▶ **WHAT THE TASK ASKS**: Copy each line where the word "smoothed" occurs.

[Items from a figure collection]
* * *

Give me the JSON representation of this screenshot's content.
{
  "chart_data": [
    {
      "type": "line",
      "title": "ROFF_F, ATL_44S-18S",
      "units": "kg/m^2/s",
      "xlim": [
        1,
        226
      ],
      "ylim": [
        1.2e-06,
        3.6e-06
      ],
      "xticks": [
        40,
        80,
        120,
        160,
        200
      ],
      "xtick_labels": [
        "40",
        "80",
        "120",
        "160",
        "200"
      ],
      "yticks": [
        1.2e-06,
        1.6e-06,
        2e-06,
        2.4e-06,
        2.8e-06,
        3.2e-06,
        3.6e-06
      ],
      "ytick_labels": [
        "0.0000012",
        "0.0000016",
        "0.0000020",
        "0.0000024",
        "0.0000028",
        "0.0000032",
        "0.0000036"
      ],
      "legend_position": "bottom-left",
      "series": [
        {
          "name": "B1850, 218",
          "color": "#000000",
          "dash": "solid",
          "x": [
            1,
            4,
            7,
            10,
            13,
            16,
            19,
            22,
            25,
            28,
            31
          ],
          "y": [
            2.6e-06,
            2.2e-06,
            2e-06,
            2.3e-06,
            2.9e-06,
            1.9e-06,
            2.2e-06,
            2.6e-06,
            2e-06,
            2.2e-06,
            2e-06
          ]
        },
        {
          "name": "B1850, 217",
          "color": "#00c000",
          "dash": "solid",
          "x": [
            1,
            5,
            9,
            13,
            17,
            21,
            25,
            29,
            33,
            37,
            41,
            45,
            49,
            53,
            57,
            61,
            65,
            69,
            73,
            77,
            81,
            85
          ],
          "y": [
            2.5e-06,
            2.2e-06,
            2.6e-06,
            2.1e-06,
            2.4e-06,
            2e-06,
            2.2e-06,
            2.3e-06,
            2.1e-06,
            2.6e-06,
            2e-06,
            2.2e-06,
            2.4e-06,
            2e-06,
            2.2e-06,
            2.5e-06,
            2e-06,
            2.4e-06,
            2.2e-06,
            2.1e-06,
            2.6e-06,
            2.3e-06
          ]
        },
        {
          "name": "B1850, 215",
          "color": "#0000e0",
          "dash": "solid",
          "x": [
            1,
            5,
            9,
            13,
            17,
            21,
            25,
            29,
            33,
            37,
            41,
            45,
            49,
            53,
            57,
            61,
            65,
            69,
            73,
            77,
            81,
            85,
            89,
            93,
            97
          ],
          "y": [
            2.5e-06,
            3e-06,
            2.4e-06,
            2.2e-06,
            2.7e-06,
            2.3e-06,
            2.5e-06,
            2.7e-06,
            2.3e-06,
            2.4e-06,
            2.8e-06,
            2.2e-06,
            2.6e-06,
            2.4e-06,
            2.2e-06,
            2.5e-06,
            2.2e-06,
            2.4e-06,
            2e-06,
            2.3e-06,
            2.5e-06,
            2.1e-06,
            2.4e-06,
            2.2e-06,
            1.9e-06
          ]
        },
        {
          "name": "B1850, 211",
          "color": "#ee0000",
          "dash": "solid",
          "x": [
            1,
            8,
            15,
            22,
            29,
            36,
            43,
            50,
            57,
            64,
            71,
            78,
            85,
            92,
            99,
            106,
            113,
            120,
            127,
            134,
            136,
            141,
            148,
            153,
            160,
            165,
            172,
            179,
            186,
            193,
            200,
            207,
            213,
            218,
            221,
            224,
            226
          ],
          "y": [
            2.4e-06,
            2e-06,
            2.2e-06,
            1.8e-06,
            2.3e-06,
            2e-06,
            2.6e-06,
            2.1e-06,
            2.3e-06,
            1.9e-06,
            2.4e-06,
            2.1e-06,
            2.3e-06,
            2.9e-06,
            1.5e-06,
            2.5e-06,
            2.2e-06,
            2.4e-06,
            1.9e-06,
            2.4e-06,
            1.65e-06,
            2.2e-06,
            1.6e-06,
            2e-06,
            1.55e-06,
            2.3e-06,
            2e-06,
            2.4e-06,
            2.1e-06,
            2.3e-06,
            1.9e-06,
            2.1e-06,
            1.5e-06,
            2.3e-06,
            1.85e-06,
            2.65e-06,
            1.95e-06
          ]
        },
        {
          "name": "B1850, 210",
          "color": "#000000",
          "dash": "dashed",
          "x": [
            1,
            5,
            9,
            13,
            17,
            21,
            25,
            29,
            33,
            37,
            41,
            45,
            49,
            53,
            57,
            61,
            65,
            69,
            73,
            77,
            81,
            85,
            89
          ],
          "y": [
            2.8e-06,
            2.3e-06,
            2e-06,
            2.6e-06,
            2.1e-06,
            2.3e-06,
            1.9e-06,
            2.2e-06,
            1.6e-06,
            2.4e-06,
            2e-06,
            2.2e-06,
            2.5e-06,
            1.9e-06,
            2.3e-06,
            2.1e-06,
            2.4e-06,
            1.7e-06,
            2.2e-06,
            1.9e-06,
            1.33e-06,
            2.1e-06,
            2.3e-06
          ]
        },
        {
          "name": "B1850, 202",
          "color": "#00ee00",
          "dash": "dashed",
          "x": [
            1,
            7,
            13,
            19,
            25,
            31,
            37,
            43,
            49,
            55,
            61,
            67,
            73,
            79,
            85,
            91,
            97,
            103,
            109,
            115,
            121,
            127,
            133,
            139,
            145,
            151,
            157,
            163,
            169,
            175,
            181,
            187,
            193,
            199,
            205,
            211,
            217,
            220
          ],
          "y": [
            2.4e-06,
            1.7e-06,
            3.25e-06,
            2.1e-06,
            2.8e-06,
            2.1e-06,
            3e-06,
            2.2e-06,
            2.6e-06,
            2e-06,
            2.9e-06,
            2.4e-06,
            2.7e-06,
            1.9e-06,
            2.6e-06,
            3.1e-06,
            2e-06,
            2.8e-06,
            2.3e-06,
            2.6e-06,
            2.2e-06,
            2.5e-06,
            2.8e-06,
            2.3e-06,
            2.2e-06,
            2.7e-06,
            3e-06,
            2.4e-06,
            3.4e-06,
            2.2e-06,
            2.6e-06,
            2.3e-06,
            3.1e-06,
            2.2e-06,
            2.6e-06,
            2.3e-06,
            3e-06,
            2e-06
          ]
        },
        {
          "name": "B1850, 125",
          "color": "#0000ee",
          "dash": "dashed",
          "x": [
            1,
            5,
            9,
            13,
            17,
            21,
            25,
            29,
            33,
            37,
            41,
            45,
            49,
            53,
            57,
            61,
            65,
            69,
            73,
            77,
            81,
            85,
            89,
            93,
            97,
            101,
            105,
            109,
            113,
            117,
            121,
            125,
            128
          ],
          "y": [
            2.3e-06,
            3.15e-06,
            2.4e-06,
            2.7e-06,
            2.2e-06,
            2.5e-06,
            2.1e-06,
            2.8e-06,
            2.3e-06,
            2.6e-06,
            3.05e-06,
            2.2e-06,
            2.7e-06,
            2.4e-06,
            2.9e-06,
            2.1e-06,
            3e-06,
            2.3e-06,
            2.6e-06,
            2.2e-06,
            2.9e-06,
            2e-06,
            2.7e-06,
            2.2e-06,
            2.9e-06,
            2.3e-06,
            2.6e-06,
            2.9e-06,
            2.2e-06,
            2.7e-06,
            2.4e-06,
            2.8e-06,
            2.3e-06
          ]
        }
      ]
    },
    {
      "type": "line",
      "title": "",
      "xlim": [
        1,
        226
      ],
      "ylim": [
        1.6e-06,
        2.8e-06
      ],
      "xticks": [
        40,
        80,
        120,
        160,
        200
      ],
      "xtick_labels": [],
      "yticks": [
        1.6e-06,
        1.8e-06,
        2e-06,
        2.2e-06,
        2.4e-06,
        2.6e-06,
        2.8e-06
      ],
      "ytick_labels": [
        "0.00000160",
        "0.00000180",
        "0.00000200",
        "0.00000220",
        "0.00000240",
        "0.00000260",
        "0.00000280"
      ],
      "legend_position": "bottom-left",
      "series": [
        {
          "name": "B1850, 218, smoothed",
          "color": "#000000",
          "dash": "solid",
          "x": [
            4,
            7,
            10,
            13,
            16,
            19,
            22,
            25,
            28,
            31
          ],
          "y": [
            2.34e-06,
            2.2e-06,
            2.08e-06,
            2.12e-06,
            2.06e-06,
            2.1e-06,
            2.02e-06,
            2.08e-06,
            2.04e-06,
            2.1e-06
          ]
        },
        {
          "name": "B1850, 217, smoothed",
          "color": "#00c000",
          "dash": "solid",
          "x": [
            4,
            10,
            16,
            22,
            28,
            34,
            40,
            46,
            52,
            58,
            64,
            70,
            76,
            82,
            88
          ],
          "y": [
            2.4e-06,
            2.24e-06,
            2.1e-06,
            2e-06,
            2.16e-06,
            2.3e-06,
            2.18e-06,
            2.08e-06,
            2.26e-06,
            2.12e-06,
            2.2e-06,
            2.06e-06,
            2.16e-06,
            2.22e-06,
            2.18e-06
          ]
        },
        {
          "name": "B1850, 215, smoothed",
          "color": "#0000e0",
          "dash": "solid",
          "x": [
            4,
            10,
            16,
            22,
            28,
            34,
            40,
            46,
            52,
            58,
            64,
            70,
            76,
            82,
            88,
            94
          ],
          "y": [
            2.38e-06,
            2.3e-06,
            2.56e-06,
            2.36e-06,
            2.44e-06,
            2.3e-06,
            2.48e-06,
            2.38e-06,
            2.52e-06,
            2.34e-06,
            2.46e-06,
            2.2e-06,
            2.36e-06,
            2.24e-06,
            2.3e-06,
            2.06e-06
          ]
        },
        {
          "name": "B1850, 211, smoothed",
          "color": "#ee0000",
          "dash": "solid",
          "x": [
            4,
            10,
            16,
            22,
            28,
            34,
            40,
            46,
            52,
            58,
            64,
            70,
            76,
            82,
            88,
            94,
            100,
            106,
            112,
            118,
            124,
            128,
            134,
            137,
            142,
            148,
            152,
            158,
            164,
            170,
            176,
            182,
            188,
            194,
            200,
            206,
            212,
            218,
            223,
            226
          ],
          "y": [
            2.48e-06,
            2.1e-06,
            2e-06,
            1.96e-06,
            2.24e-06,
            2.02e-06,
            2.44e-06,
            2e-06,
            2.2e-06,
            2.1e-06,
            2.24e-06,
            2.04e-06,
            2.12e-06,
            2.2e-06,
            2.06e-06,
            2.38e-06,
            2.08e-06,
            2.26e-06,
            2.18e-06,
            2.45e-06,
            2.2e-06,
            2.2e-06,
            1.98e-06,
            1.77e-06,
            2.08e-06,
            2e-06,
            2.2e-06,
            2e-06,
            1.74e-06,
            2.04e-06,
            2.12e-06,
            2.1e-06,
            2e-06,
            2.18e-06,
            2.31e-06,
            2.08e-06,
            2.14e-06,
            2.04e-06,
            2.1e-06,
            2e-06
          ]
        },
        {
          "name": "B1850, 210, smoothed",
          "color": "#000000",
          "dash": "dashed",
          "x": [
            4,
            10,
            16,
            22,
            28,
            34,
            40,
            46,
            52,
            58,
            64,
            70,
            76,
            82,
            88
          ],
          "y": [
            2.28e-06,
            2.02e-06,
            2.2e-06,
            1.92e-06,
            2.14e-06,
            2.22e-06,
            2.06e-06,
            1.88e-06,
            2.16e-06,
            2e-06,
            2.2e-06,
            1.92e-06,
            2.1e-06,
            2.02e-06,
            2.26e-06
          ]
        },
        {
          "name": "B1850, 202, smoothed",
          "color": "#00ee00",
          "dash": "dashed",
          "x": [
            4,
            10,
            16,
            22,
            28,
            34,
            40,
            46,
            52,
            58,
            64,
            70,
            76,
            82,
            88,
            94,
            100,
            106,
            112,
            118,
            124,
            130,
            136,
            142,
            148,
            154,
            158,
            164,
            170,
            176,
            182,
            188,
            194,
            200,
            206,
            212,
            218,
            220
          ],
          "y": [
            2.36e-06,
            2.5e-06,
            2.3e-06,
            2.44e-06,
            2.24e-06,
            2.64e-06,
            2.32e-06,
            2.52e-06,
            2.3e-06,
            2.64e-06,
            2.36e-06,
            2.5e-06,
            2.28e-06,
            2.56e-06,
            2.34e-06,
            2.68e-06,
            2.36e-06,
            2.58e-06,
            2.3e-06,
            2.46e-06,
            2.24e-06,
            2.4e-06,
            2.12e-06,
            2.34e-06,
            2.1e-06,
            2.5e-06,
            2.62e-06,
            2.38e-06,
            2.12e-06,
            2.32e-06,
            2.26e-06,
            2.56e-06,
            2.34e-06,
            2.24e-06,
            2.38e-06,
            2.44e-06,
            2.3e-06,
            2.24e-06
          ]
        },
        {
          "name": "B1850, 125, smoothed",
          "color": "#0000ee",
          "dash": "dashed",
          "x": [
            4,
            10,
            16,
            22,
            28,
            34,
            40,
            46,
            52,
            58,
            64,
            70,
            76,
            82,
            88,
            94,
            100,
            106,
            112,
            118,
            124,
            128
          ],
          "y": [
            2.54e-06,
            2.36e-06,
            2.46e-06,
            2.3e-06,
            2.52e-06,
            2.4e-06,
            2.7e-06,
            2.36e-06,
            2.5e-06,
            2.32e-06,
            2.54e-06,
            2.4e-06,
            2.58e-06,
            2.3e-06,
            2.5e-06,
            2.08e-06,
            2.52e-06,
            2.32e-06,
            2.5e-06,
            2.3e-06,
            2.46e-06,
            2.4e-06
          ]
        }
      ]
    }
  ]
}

* * *

▶ **EXERCISE ANSWER**:
          "name": "B1850, 218, smoothed",
          "name": "B1850, 217, smoothed",
          "name": "B1850, 215, smoothed",
          "name": "B1850, 211, smoothed",
          "name": "B1850, 210, smoothed",
          "name": "B1850, 202, smoothed",
          "name": "B1850, 125, smoothed",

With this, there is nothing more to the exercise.